━━━━━ INFORMATION SHOWN ━━━━━

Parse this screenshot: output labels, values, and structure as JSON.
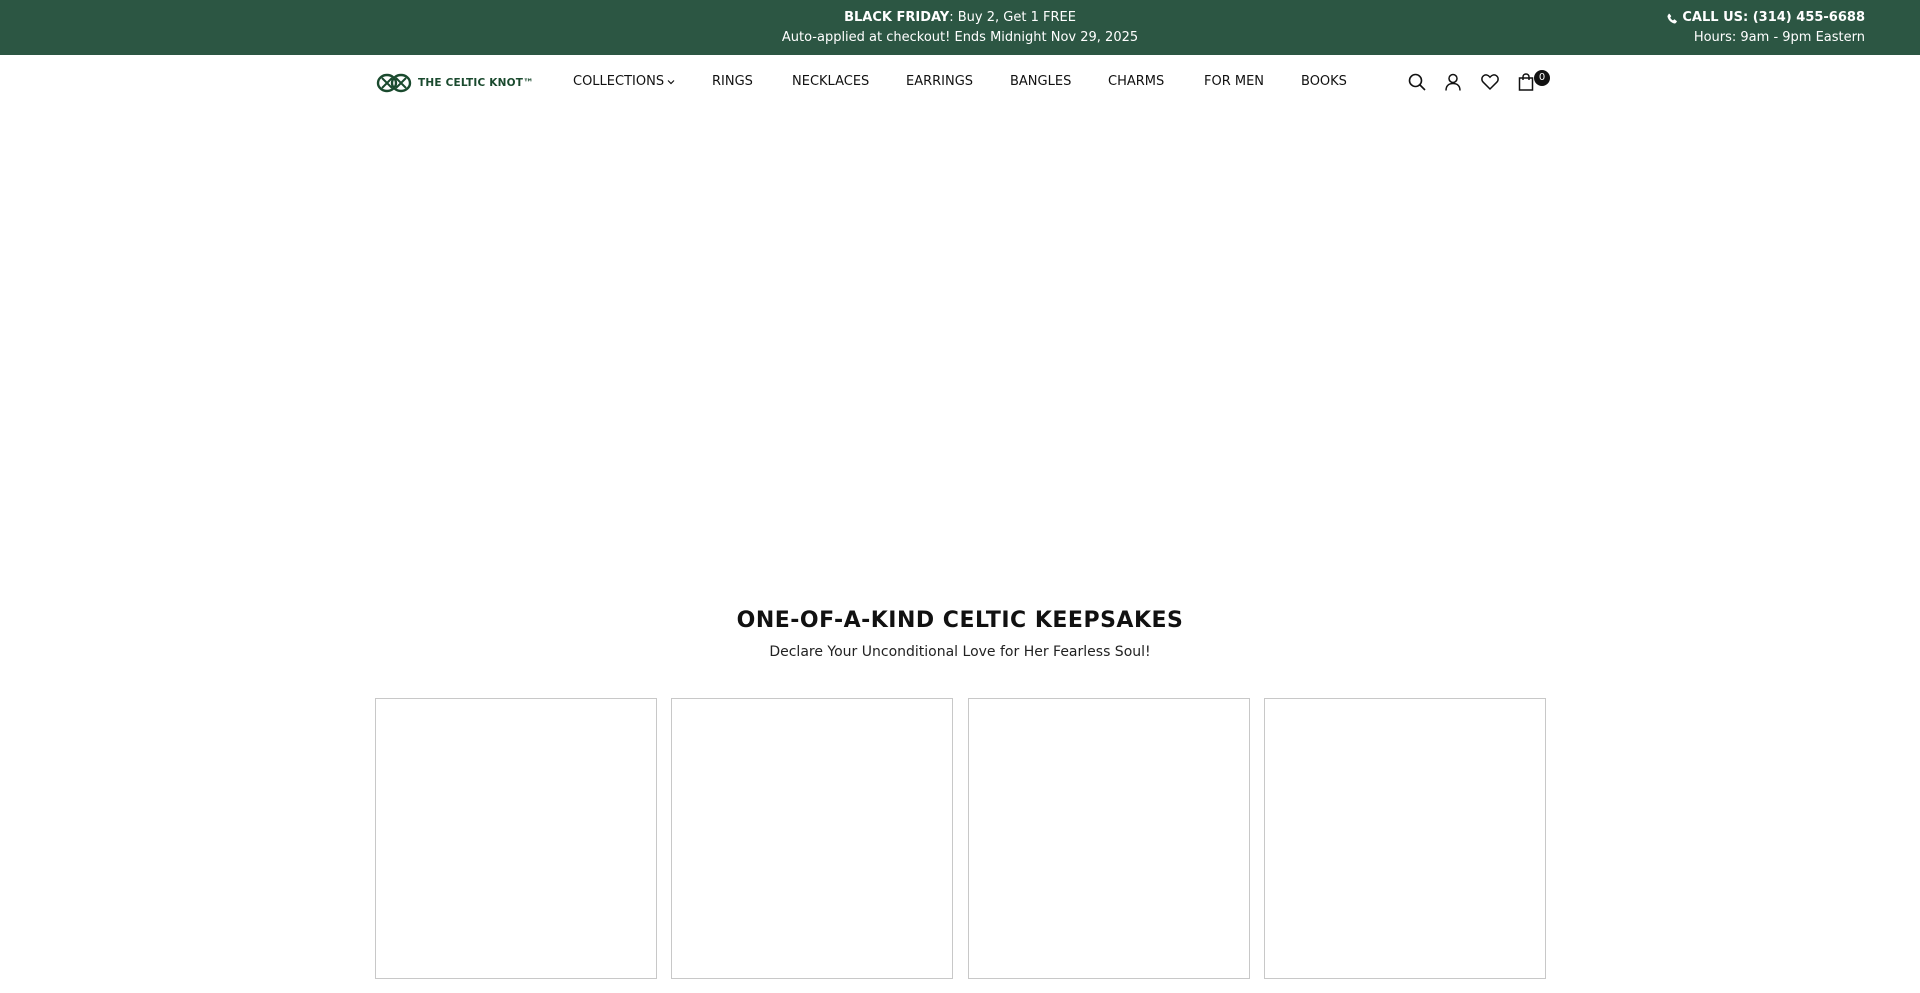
{
  "announcement": {
    "promo_bold": "BLACK FRIDAY",
    "promo_rest": ": Buy 2, Get 1 FREE",
    "promo_line2": "Auto-applied at checkout! Ends Midnight Nov 29, 2025",
    "call_label": "CALL US: (314) 455-6688",
    "hours": "Hours: 9am - 9pm Eastern",
    "phone_icon": "phone-icon"
  },
  "header": {
    "logo_text": "THE CELTIC KNOT™",
    "nav": [
      {
        "label": "COLLECTIONS",
        "has_dropdown": true
      },
      {
        "label": "RINGS"
      },
      {
        "label": "NECKLACES"
      },
      {
        "label": "EARRINGS"
      },
      {
        "label": "BANGLES"
      },
      {
        "label": "CHARMS"
      },
      {
        "label": "FOR MEN"
      },
      {
        "label": "BOOKS"
      }
    ],
    "icons": [
      "search-icon",
      "account-icon",
      "heart-icon",
      "cart-icon"
    ],
    "cart_count": "0"
  },
  "section": {
    "title": "ONE-OF-A-KIND CELTIC KEEPSAKES",
    "subtitle": "Declare Your Unconditional Love for Her Fearless Soul!"
  },
  "colors": {
    "announcement_bg": "#2c5643",
    "brand_green": "#1a4a2e",
    "card_border": "#c8c8c8"
  }
}
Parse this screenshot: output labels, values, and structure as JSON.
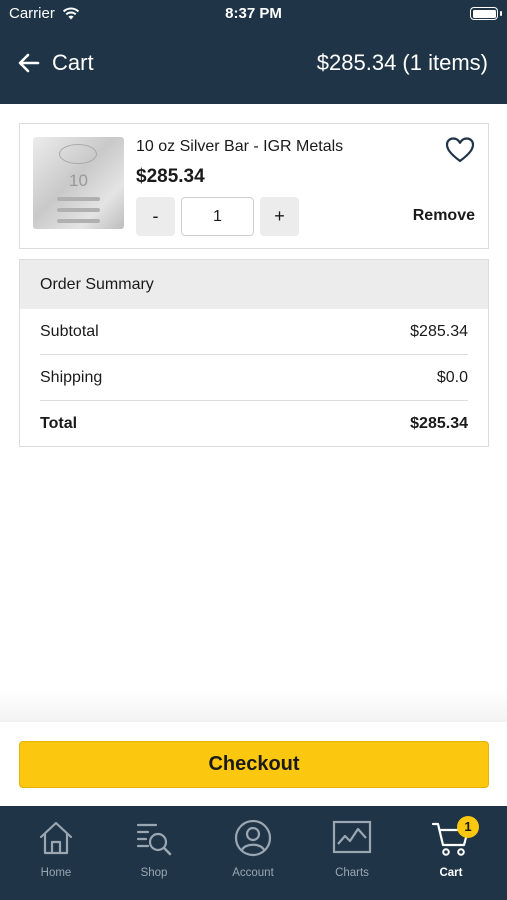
{
  "status_bar": {
    "carrier": "Carrier",
    "time": "8:37 PM"
  },
  "header": {
    "title": "Cart",
    "total": "$285.34 (1 items)"
  },
  "cart_item": {
    "name": "10 oz Silver Bar - IGR Metals",
    "price": "$285.34",
    "quantity": "1",
    "minus_label": "-",
    "plus_label": "+",
    "remove_label": "Remove",
    "thumbnail_number": "10"
  },
  "summary": {
    "heading": "Order Summary",
    "subtotal_label": "Subtotal",
    "subtotal_value": "$285.34",
    "shipping_label": "Shipping",
    "shipping_value": "$0.0",
    "total_label": "Total",
    "total_value": "$285.34"
  },
  "checkout_label": "Checkout",
  "tabs": [
    {
      "label": "Home",
      "icon": "home-icon"
    },
    {
      "label": "Shop",
      "icon": "shop-search-icon"
    },
    {
      "label": "Account",
      "icon": "account-icon"
    },
    {
      "label": "Charts",
      "icon": "chart-icon"
    },
    {
      "label": "Cart",
      "icon": "cart-icon",
      "badge": "1",
      "active": true
    }
  ],
  "colors": {
    "header_bg": "#1f3547",
    "accent": "#fcc70f",
    "inactive_tab": "#9aa6b1"
  }
}
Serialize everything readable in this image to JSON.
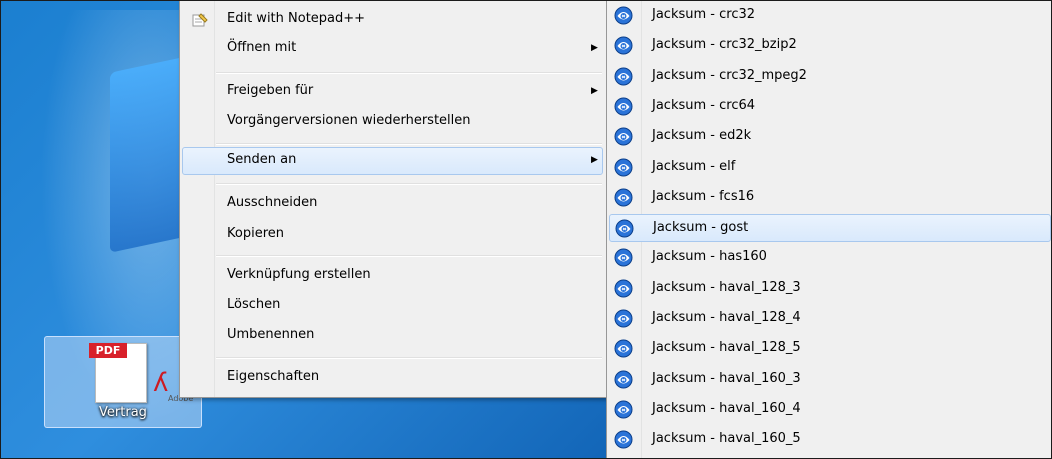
{
  "desktop": {
    "icon_label": "Vertrag",
    "icon_badge": "PDF",
    "icon_brand": "Adobe",
    "icon_name": "pdf-file-icon"
  },
  "context_menu": {
    "items": [
      {
        "label": "Edit with Notepad++",
        "icon": "notepad-plus-plus-icon",
        "submenu": false
      },
      {
        "label": "Öffnen mit",
        "submenu": true
      },
      {
        "label": "Freigeben für",
        "submenu": true
      },
      {
        "label": "Vorgängerversionen wiederherstellen",
        "submenu": false
      },
      {
        "label": "Senden an",
        "submenu": true,
        "highlighted": true
      },
      {
        "label": "Ausschneiden",
        "submenu": false
      },
      {
        "label": "Kopieren",
        "submenu": false
      },
      {
        "label": "Verknüpfung erstellen",
        "submenu": false
      },
      {
        "label": "Löschen",
        "submenu": false
      },
      {
        "label": "Umbenennen",
        "submenu": false
      },
      {
        "label": "Eigenschaften",
        "submenu": false
      }
    ],
    "arrow_glyph": "▶"
  },
  "send_to_menu": {
    "icon": "jacksum-icon",
    "items": [
      "Jacksum - crc32",
      "Jacksum - crc32_bzip2",
      "Jacksum - crc32_mpeg2",
      "Jacksum - crc64",
      "Jacksum - ed2k",
      "Jacksum - elf",
      "Jacksum - fcs16",
      "Jacksum - gost",
      "Jacksum - has160",
      "Jacksum - haval_128_3",
      "Jacksum - haval_128_4",
      "Jacksum - haval_128_5",
      "Jacksum - haval_160_3",
      "Jacksum - haval_160_4",
      "Jacksum - haval_160_5"
    ],
    "highlighted_index": 7
  },
  "colors": {
    "menu_bg": "#f0f0f0",
    "highlight_border": "#a8c8ee",
    "desktop_blue": "#1b7fd0"
  }
}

━━━━━

[WHAT IS BEING ASKED] Make an exact reproduction of the listing above, without any pictures.

[SOLUTION TO THE EXERCISE]
Parse this screenshot: output labels, values, and structure as JSON.
{
  "announcement": {
    "promo_bold": "BLACK FRIDAY",
    "promo_rest": ": Buy 2, Get 1 FREE",
    "promo_line2": "Auto-applied at checkout! Ends Midnight Nov 29, 2025",
    "call_label": "CALL US: (314) 455-6688",
    "hours": "Hours: 9am - 9pm Eastern",
    "phone_icon": "phone-icon"
  },
  "header": {
    "logo_text": "THE CELTIC KNOT™",
    "nav": [
      {
        "label": "COLLECTIONS",
        "has_dropdown": true
      },
      {
        "label": "RINGS"
      },
      {
        "label": "NECKLACES"
      },
      {
        "label": "EARRINGS"
      },
      {
        "label": "BANGLES"
      },
      {
        "label": "CHARMS"
      },
      {
        "label": "FOR MEN"
      },
      {
        "label": "BOOKS"
      }
    ],
    "icons": [
      "search-icon",
      "account-icon",
      "heart-icon",
      "cart-icon"
    ],
    "cart_count": "0"
  },
  "section": {
    "title": "ONE-OF-A-KIND CELTIC KEEPSAKES",
    "subtitle": "Declare Your Unconditional Love for Her Fearless Soul!"
  },
  "colors": {
    "announcement_bg": "#2c5643",
    "brand_green": "#1a4a2e",
    "card_border": "#c8c8c8"
  }
}
Parse this screenshot: output labels, values, and structure as JSON.
{
  "status_bar": {
    "carrier": "Carrier",
    "time": "8:37 PM"
  },
  "header": {
    "title": "Cart",
    "total": "$285.34 (1 items)"
  },
  "cart_item": {
    "name": "10 oz Silver Bar - IGR Metals",
    "price": "$285.34",
    "quantity": "1",
    "minus_label": "-",
    "plus_label": "+",
    "remove_label": "Remove",
    "thumbnail_number": "10"
  },
  "summary": {
    "heading": "Order Summary",
    "subtotal_label": "Subtotal",
    "subtotal_value": "$285.34",
    "shipping_label": "Shipping",
    "shipping_value": "$0.0",
    "total_label": "Total",
    "total_value": "$285.34"
  },
  "checkout_label": "Checkout",
  "tabs": [
    {
      "label": "Home",
      "icon": "home-icon"
    },
    {
      "label": "Shop",
      "icon": "shop-search-icon"
    },
    {
      "label": "Account",
      "icon": "account-icon"
    },
    {
      "label": "Charts",
      "icon": "chart-icon"
    },
    {
      "label": "Cart",
      "icon": "cart-icon",
      "badge": "1",
      "active": true
    }
  ],
  "colors": {
    "header_bg": "#1f3547",
    "accent": "#fcc70f",
    "inactive_tab": "#9aa6b1"
  }
}
Serialize everything readable in this image to JSON.
{
  "desktop": {
    "icon_label": "Vertrag",
    "icon_badge": "PDF",
    "icon_brand": "Adobe",
    "icon_name": "pdf-file-icon"
  },
  "context_menu": {
    "items": [
      {
        "label": "Edit with Notepad++",
        "icon": "notepad-plus-plus-icon",
        "submenu": false
      },
      {
        "label": "Öffnen mit",
        "submenu": true
      },
      {
        "label": "Freigeben für",
        "submenu": true
      },
      {
        "label": "Vorgängerversionen wiederherstellen",
        "submenu": false
      },
      {
        "label": "Senden an",
        "submenu": true,
        "highlighted": true
      },
      {
        "label": "Ausschneiden",
        "submenu": false
      },
      {
        "label": "Kopieren",
        "submenu": false
      },
      {
        "label": "Verknüpfung erstellen",
        "submenu": false
      },
      {
        "label": "Löschen",
        "submenu": false
      },
      {
        "label": "Umbenennen",
        "submenu": false
      },
      {
        "label": "Eigenschaften",
        "submenu": false
      }
    ],
    "arrow_glyph": "▶"
  },
  "send_to_menu": {
    "icon": "jacksum-icon",
    "items": [
      "Jacksum - crc32",
      "Jacksum - crc32_bzip2",
      "Jacksum - crc32_mpeg2",
      "Jacksum - crc64",
      "Jacksum - ed2k",
      "Jacksum - elf",
      "Jacksum - fcs16",
      "Jacksum - gost",
      "Jacksum - has160",
      "Jacksum - haval_128_3",
      "Jacksum - haval_128_4",
      "Jacksum - haval_128_5",
      "Jacksum - haval_160_3",
      "Jacksum - haval_160_4",
      "Jacksum - haval_160_5"
    ],
    "highlighted_index": 7
  },
  "colors": {
    "menu_bg": "#f0f0f0",
    "highlight_border": "#a8c8ee",
    "desktop_blue": "#1b7fd0"
  }
}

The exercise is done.